# DATASET ENTRIES
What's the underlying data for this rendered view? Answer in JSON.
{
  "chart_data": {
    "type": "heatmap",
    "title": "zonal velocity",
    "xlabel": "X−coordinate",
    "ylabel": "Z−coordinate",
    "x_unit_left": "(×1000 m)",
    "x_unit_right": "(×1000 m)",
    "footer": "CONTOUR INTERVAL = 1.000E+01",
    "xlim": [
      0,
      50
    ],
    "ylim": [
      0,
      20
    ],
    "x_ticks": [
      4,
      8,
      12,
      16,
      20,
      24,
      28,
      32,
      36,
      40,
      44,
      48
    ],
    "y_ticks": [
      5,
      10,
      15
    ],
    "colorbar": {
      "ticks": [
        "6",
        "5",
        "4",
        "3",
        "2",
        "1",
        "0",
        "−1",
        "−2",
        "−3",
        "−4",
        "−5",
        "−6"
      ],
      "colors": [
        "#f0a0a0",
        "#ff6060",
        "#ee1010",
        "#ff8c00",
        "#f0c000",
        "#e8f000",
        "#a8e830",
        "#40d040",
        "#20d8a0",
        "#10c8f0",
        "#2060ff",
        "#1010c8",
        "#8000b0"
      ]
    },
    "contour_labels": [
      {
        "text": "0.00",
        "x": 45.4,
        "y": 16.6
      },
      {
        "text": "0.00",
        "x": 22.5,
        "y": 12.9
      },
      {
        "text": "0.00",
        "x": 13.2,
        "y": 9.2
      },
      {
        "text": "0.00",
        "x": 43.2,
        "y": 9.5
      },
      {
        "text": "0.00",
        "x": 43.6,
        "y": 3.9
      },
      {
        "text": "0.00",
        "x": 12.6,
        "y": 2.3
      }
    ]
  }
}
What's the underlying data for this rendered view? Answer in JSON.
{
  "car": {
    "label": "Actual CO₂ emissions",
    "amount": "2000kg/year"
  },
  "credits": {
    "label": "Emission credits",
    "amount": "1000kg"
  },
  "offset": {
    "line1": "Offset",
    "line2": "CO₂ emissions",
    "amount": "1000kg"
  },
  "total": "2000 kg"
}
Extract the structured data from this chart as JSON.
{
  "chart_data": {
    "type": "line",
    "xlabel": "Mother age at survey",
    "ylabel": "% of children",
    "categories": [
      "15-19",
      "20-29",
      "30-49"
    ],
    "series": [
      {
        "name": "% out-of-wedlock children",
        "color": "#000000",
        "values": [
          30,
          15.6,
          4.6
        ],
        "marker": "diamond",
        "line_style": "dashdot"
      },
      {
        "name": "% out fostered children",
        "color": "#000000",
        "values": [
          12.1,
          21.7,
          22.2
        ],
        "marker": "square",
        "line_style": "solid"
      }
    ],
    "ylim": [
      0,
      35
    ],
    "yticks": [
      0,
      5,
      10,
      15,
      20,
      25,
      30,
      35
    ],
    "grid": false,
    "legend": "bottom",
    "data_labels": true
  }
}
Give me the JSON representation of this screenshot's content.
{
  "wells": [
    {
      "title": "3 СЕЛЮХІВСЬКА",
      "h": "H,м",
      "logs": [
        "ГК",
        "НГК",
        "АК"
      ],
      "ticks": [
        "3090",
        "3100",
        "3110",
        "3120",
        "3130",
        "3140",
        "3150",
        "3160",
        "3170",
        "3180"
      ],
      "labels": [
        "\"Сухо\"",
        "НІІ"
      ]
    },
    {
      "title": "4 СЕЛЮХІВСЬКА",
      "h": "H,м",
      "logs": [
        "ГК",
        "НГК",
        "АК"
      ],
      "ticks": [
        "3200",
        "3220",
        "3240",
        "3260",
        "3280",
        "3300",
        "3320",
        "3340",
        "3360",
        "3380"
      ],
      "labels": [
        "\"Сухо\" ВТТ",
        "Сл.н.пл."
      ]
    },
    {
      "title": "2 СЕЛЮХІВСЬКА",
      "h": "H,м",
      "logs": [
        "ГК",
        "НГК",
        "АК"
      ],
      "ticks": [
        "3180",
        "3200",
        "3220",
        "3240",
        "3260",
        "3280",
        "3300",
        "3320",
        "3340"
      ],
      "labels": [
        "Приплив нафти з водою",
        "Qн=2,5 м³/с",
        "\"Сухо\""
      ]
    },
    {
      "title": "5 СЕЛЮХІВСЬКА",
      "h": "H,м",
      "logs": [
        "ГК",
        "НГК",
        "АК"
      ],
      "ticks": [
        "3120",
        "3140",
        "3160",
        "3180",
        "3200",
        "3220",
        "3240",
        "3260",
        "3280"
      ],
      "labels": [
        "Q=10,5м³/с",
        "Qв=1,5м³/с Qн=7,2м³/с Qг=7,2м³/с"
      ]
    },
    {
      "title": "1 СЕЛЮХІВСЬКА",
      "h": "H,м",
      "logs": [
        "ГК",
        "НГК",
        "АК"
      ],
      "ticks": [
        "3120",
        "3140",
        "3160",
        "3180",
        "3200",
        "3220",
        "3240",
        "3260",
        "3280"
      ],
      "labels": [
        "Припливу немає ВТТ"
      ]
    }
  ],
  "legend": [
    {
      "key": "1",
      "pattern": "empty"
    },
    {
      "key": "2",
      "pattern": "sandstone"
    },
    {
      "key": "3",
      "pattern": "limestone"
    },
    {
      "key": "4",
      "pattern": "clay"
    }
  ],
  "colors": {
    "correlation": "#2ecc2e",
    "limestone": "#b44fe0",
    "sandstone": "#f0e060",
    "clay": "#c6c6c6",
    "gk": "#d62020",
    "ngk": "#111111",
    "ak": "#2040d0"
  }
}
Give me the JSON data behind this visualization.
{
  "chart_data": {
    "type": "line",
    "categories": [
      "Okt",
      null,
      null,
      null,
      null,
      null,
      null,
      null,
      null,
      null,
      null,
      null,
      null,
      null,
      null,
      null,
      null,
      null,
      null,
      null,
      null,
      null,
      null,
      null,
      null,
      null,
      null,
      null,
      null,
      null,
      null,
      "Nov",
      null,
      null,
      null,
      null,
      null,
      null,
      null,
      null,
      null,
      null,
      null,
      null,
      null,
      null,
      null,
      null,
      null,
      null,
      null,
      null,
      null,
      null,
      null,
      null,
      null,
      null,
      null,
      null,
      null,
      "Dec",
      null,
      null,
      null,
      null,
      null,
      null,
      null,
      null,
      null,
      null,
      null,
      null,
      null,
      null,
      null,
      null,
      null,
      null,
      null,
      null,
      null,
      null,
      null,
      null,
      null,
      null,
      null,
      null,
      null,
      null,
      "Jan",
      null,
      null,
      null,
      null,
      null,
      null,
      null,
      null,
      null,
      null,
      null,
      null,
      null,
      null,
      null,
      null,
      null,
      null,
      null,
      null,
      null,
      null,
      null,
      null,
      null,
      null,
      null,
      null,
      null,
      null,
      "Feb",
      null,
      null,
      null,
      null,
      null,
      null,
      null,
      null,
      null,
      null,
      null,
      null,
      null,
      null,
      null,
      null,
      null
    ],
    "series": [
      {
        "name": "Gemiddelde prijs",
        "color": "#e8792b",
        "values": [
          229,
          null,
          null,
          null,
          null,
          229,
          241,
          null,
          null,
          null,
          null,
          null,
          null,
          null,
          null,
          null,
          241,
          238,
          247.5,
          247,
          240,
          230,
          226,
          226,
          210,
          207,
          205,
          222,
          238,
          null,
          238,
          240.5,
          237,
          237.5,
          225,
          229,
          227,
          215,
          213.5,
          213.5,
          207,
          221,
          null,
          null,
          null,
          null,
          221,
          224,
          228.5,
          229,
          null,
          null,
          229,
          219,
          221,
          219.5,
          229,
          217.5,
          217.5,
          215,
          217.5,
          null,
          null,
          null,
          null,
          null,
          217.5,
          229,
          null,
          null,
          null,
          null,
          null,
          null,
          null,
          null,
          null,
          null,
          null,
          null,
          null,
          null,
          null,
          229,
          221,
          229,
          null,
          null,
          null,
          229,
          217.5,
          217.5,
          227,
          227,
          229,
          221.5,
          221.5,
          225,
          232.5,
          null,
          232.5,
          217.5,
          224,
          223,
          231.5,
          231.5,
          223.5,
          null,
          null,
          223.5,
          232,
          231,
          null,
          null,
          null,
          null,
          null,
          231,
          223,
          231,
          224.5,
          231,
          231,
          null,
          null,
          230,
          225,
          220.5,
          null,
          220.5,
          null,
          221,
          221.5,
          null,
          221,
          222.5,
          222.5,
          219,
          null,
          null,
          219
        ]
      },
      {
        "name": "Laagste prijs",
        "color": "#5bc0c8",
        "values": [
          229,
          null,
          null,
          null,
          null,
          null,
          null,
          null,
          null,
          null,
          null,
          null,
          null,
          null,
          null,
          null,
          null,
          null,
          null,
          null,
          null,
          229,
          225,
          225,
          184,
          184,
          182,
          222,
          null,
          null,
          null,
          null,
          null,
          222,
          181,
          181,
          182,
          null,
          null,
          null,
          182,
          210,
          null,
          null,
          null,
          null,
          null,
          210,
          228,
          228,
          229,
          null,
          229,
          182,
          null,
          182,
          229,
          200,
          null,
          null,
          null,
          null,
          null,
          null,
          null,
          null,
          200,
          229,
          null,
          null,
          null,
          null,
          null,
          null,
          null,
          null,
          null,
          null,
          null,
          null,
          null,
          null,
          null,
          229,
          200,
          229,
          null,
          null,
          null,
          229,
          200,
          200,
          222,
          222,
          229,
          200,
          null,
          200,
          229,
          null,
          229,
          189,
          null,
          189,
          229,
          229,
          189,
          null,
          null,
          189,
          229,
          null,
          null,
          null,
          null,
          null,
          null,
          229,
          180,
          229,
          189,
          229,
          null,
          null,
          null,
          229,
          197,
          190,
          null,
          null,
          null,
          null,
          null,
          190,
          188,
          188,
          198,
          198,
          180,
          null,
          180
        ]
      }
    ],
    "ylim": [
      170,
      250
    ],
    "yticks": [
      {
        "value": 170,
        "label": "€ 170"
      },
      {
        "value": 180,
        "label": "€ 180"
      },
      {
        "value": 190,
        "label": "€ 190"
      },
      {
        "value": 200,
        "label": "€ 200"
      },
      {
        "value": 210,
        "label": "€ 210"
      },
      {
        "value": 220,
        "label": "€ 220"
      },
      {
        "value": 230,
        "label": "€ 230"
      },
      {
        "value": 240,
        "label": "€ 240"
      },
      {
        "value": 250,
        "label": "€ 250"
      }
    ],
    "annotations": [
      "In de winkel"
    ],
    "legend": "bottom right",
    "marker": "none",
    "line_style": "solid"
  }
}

# PROBLEM DETAILS
Provide the number of lines in the entries that include "limestone", and no other text.

# REPLY
2